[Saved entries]
'''
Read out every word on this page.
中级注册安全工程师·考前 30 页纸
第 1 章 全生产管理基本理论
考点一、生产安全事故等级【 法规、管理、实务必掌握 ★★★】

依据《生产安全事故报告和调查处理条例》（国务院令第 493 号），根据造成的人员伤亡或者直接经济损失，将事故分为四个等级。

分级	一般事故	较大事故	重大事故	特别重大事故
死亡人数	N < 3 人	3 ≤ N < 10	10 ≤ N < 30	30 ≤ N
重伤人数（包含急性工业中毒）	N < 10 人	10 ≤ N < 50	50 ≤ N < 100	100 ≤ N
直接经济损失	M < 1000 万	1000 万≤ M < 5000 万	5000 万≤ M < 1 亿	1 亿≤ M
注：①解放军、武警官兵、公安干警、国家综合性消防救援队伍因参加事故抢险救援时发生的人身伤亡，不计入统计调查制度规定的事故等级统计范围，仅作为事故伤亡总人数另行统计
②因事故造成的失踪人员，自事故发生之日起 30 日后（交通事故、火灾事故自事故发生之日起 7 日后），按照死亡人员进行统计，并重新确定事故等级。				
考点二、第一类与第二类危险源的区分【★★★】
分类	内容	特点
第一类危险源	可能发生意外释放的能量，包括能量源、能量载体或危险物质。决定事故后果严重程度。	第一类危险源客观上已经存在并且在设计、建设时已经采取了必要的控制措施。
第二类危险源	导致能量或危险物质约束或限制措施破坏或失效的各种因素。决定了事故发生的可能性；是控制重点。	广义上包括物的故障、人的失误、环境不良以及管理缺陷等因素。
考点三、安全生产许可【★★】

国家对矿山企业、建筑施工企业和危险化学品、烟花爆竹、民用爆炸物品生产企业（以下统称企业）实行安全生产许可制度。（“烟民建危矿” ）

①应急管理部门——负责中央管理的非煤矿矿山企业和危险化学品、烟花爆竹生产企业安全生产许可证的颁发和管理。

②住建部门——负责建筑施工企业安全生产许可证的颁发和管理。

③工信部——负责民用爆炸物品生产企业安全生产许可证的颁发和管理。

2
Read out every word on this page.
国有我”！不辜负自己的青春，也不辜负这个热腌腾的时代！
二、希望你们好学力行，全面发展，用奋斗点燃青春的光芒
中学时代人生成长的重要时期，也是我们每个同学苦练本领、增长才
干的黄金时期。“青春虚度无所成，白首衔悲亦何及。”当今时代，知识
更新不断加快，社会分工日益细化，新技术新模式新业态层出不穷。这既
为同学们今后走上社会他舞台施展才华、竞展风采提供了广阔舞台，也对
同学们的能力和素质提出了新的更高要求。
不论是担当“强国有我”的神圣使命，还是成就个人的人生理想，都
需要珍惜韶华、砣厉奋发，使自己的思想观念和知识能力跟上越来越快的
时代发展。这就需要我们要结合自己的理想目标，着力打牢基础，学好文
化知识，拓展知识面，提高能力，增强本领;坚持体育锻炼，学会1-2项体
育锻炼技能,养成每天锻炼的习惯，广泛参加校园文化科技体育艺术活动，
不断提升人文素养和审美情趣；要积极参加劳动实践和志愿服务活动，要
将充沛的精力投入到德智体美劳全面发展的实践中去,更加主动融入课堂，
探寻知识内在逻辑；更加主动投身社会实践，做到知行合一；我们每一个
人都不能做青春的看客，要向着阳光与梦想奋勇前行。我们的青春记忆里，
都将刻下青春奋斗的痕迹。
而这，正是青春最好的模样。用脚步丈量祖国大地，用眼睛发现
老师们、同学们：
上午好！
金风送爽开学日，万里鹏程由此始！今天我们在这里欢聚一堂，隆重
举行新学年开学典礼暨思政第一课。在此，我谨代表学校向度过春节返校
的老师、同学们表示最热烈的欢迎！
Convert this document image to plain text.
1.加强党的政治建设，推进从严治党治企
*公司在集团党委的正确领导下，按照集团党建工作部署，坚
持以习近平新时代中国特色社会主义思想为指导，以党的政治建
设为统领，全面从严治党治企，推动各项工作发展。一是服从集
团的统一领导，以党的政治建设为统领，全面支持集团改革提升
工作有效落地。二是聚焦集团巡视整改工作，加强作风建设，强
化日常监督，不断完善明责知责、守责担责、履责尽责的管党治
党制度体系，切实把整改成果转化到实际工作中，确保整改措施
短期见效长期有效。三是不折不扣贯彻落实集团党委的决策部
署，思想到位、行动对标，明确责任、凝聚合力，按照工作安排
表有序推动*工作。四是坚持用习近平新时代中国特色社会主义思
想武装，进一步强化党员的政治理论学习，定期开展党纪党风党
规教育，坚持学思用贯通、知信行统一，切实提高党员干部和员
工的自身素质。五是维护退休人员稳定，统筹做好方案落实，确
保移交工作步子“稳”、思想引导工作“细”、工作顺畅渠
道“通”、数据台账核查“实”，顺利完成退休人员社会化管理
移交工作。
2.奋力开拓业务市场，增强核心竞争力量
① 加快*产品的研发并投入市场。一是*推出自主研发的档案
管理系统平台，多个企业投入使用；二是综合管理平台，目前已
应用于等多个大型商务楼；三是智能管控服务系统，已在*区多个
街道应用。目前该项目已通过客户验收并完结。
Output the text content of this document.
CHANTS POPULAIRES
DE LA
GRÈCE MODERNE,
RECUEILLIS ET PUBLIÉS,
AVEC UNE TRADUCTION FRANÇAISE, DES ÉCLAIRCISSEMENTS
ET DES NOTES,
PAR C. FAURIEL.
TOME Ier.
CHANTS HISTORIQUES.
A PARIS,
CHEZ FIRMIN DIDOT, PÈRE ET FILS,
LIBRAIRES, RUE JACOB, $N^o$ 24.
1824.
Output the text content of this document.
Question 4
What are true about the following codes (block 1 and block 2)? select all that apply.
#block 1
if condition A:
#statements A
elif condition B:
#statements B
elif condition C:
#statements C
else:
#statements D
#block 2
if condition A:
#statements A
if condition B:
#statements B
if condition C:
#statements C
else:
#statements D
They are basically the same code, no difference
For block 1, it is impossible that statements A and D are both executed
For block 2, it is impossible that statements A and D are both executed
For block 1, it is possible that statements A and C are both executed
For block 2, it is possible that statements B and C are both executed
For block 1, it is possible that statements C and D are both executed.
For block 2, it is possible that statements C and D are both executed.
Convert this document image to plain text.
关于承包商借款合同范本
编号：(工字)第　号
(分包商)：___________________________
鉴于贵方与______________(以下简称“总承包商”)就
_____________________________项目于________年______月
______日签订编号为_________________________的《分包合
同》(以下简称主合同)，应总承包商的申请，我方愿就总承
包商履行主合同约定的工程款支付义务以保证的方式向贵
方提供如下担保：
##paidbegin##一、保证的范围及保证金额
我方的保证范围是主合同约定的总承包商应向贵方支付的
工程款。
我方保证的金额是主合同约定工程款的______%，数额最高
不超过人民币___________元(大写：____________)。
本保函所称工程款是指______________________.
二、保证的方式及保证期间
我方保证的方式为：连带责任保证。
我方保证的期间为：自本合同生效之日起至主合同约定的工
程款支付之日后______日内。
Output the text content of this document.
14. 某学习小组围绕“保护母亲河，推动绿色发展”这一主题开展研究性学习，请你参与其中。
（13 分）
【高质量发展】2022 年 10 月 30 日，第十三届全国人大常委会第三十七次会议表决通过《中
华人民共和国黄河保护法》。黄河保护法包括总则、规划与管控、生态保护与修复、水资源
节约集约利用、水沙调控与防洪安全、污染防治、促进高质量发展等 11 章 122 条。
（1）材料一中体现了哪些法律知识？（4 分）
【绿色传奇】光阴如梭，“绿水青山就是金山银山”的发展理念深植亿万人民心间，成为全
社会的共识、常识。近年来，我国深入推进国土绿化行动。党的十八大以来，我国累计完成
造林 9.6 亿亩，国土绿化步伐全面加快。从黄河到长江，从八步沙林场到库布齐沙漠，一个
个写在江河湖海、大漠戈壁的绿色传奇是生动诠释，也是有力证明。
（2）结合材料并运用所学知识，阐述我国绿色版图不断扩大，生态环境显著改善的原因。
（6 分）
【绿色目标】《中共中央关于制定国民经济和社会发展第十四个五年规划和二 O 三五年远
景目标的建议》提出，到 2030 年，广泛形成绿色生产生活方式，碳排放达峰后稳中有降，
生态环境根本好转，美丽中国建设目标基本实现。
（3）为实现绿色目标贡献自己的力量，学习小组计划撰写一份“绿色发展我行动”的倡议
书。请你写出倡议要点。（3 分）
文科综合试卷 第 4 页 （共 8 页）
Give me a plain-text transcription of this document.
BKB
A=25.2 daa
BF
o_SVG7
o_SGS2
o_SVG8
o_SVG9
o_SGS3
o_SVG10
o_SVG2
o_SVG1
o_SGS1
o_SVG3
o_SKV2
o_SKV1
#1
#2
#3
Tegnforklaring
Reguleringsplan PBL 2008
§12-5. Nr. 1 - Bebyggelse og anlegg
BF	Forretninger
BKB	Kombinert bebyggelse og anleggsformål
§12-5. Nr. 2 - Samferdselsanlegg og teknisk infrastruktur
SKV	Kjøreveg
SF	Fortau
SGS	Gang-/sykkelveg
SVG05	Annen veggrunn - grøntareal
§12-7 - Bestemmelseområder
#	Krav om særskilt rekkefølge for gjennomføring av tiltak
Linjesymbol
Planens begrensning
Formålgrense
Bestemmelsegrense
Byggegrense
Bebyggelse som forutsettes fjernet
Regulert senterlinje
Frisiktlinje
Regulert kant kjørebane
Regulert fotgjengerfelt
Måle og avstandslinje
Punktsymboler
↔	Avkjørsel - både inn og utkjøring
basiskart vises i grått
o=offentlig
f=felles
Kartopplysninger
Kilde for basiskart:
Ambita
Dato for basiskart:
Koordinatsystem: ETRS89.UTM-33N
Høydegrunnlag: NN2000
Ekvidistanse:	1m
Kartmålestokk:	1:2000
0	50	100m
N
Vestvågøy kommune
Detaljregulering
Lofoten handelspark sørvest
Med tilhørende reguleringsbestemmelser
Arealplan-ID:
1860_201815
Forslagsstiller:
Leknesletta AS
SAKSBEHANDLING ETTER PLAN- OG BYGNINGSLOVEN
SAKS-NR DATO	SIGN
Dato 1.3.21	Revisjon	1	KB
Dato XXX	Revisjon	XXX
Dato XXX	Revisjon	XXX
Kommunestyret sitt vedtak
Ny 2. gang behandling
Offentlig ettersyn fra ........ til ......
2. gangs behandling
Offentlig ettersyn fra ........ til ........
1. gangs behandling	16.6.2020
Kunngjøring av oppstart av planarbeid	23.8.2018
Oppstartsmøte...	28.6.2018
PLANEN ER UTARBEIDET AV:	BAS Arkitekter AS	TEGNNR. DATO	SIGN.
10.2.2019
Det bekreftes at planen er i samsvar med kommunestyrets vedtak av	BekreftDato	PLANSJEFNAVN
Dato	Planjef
'''
Exercise prompt:
Using the records above, select and copy every line that has the word "CHANTS".

Final result:
CHANTS POPULAIRES
CHANTS HISTORIQUES.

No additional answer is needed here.